* To do *
Transcribe every line of the listing below without any deviation.

Saved entries
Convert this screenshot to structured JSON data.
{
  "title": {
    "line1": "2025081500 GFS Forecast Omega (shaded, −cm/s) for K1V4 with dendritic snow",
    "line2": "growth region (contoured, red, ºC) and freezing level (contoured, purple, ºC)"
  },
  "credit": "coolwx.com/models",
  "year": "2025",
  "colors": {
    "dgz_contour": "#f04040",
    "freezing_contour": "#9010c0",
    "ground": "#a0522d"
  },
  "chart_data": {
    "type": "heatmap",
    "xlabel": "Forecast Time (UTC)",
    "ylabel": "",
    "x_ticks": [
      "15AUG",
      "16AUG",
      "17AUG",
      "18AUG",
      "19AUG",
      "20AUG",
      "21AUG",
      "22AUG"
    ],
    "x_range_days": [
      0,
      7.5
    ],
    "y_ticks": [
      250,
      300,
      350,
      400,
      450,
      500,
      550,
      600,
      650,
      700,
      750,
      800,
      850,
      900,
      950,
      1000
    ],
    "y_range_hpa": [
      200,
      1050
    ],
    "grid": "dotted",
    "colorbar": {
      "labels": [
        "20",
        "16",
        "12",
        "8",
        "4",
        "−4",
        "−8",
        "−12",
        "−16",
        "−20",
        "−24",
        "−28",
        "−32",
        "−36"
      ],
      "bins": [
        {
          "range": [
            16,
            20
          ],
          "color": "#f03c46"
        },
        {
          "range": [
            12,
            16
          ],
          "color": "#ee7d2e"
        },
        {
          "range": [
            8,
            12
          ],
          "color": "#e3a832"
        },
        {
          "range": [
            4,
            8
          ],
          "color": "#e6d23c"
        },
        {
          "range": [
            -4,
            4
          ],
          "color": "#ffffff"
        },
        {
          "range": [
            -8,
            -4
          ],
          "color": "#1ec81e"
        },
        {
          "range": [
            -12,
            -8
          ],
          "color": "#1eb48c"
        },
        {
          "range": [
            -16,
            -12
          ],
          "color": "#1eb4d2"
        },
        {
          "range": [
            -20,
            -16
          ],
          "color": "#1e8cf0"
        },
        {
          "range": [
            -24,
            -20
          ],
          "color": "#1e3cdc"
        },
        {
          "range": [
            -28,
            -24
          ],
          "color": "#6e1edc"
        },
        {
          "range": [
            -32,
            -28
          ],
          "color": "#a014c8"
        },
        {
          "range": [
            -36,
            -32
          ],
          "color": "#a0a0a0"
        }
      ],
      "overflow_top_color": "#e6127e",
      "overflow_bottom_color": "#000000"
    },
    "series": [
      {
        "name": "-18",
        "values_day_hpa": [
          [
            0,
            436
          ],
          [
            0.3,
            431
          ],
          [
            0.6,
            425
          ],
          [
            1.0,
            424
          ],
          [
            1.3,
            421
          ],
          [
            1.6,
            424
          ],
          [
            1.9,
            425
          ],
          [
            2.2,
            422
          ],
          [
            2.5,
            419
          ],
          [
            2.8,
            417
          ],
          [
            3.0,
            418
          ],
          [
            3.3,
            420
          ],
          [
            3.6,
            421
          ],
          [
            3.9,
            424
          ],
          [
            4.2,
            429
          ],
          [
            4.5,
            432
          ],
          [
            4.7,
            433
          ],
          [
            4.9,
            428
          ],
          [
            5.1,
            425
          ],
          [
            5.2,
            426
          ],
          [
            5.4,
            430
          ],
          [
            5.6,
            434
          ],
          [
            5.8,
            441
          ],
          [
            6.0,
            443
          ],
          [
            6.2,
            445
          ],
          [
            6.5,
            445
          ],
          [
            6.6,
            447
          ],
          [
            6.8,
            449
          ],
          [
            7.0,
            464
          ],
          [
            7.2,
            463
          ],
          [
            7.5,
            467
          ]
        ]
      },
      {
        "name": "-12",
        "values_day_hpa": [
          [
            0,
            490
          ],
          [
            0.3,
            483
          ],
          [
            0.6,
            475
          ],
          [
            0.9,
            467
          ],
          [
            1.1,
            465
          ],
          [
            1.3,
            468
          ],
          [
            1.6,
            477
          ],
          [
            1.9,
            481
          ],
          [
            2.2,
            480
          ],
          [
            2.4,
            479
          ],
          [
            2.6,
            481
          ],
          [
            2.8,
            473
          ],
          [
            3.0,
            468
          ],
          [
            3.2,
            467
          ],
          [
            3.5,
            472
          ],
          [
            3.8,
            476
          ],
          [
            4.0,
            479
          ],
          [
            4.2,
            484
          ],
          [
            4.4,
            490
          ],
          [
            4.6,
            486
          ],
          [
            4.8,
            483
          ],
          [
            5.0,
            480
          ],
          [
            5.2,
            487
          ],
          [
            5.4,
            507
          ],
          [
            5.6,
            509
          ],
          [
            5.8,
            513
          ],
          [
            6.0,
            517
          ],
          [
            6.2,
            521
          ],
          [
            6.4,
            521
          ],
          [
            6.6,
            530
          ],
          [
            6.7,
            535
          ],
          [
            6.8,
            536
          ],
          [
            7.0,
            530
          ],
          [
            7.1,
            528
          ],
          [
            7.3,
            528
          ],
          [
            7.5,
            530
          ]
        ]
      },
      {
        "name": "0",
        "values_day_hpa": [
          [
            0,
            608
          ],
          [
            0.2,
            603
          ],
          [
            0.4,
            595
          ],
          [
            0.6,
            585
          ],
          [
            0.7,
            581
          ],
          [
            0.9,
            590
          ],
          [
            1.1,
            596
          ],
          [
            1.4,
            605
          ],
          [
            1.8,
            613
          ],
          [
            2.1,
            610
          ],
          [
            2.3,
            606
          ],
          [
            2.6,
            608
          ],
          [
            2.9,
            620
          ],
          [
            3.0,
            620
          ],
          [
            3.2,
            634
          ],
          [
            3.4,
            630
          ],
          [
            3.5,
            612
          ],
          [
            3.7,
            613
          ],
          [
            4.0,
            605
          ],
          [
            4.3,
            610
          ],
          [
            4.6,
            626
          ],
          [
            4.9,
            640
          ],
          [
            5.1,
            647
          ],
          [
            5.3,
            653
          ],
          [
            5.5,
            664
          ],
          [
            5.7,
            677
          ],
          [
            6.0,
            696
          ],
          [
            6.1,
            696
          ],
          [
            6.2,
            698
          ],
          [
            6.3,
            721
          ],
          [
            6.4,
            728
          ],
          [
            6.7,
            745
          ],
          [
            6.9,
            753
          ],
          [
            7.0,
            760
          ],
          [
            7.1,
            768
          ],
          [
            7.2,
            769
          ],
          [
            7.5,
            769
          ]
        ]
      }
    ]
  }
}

* Full solution *
Convert this screenshot to structured JSON data.
{
  "title": {
    "line1": "2025081500 GFS Forecast Omega (shaded, −cm/s) for K1V4 with dendritic snow",
    "line2": "growth region (contoured, red, ºC) and freezing level (contoured, purple, ºC)"
  },
  "credit": "coolwx.com/models",
  "year": "2025",
  "colors": {
    "dgz_contour": "#f04040",
    "freezing_contour": "#9010c0",
    "ground": "#a0522d"
  },
  "chart_data": {
    "type": "heatmap",
    "xlabel": "Forecast Time (UTC)",
    "ylabel": "",
    "x_ticks": [
      "15AUG",
      "16AUG",
      "17AUG",
      "18AUG",
      "19AUG",
      "20AUG",
      "21AUG",
      "22AUG"
    ],
    "x_range_days": [
      0,
      7.5
    ],
    "y_ticks": [
      250,
      300,
      350,
      400,
      450,
      500,
      550,
      600,
      650,
      700,
      750,
      800,
      850,
      900,
      950,
      1000
    ],
    "y_range_hpa": [
      200,
      1050
    ],
    "grid": "dotted",
    "colorbar": {
      "labels": [
        "20",
        "16",
        "12",
        "8",
        "4",
        "−4",
        "−8",
        "−12",
        "−16",
        "−20",
        "−24",
        "−28",
        "−32",
        "−36"
      ],
      "bins": [
        {
          "range": [
            16,
            20
          ],
          "color": "#f03c46"
        },
        {
          "range": [
            12,
            16
          ],
          "color": "#ee7d2e"
        },
        {
          "range": [
            8,
            12
          ],
          "color": "#e3a832"
        },
        {
          "range": [
            4,
            8
          ],
          "color": "#e6d23c"
        },
        {
          "range": [
            -4,
            4
          ],
          "color": "#ffffff"
        },
        {
          "range": [
            -8,
            -4
          ],
          "color": "#1ec81e"
        },
        {
          "range": [
            -12,
            -8
          ],
          "color": "#1eb48c"
        },
        {
          "range": [
            -16,
            -12
          ],
          "color": "#1eb4d2"
        },
        {
          "range": [
            -20,
            -16
          ],
          "color": "#1e8cf0"
        },
        {
          "range": [
            -24,
            -20
          ],
          "color": "#1e3cdc"
        },
        {
          "range": [
            -28,
            -24
          ],
          "color": "#6e1edc"
        },
        {
          "range": [
            -32,
            -28
          ],
          "color": "#a014c8"
        },
        {
          "range": [
            -36,
            -32
          ],
          "color": "#a0a0a0"
        }
      ],
      "overflow_top_color": "#e6127e",
      "overflow_bottom_color": "#000000"
    },
    "series": [
      {
        "name": "-18",
        "values_day_hpa": [
          [
            0,
            436
          ],
          [
            0.3,
            431
          ],
          [
            0.6,
            425
          ],
          [
            1.0,
            424
          ],
          [
            1.3,
            421
          ],
          [
            1.6,
            424
          ],
          [
            1.9,
            425
          ],
          [
            2.2,
            422
          ],
          [
            2.5,
            419
          ],
          [
            2.8,
            417
          ],
          [
            3.0,
            418
          ],
          [
            3.3,
            420
          ],
          [
            3.6,
            421
          ],
          [
            3.9,
            424
          ],
          [
            4.2,
            429
          ],
          [
            4.5,
            432
          ],
          [
            4.7,
            433
          ],
          [
            4.9,
            428
          ],
          [
            5.1,
            425
          ],
          [
            5.2,
            426
          ],
          [
            5.4,
            430
          ],
          [
            5.6,
            434
          ],
          [
            5.8,
            441
          ],
          [
            6.0,
            443
          ],
          [
            6.2,
            445
          ],
          [
            6.5,
            445
          ],
          [
            6.6,
            447
          ],
          [
            6.8,
            449
          ],
          [
            7.0,
            464
          ],
          [
            7.2,
            463
          ],
          [
            7.5,
            467
          ]
        ]
      },
      {
        "name": "-12",
        "values_day_hpa": [
          [
            0,
            490
          ],
          [
            0.3,
            483
          ],
          [
            0.6,
            475
          ],
          [
            0.9,
            467
          ],
          [
            1.1,
            465
          ],
          [
            1.3,
            468
          ],
          [
            1.6,
            477
          ],
          [
            1.9,
            481
          ],
          [
            2.2,
            480
          ],
          [
            2.4,
            479
          ],
          [
            2.6,
            481
          ],
          [
            2.8,
            473
          ],
          [
            3.0,
            468
          ],
          [
            3.2,
            467
          ],
          [
            3.5,
            472
          ],
          [
            3.8,
            476
          ],
          [
            4.0,
            479
          ],
          [
            4.2,
            484
          ],
          [
            4.4,
            490
          ],
          [
            4.6,
            486
          ],
          [
            4.8,
            483
          ],
          [
            5.0,
            480
          ],
          [
            5.2,
            487
          ],
          [
            5.4,
            507
          ],
          [
            5.6,
            509
          ],
          [
            5.8,
            513
          ],
          [
            6.0,
            517
          ],
          [
            6.2,
            521
          ],
          [
            6.4,
            521
          ],
          [
            6.6,
            530
          ],
          [
            6.7,
            535
          ],
          [
            6.8,
            536
          ],
          [
            7.0,
            530
          ],
          [
            7.1,
            528
          ],
          [
            7.3,
            528
          ],
          [
            7.5,
            530
          ]
        ]
      },
      {
        "name": "0",
        "values_day_hpa": [
          [
            0,
            608
          ],
          [
            0.2,
            603
          ],
          [
            0.4,
            595
          ],
          [
            0.6,
            585
          ],
          [
            0.7,
            581
          ],
          [
            0.9,
            590
          ],
          [
            1.1,
            596
          ],
          [
            1.4,
            605
          ],
          [
            1.8,
            613
          ],
          [
            2.1,
            610
          ],
          [
            2.3,
            606
          ],
          [
            2.6,
            608
          ],
          [
            2.9,
            620
          ],
          [
            3.0,
            620
          ],
          [
            3.2,
            634
          ],
          [
            3.4,
            630
          ],
          [
            3.5,
            612
          ],
          [
            3.7,
            613
          ],
          [
            4.0,
            605
          ],
          [
            4.3,
            610
          ],
          [
            4.6,
            626
          ],
          [
            4.9,
            640
          ],
          [
            5.1,
            647
          ],
          [
            5.3,
            653
          ],
          [
            5.5,
            664
          ],
          [
            5.7,
            677
          ],
          [
            6.0,
            696
          ],
          [
            6.1,
            696
          ],
          [
            6.2,
            698
          ],
          [
            6.3,
            721
          ],
          [
            6.4,
            728
          ],
          [
            6.7,
            745
          ],
          [
            6.9,
            753
          ],
          [
            7.0,
            760
          ],
          [
            7.1,
            768
          ],
          [
            7.2,
            769
          ],
          [
            7.5,
            769
          ]
        ]
      }
    ]
  }
}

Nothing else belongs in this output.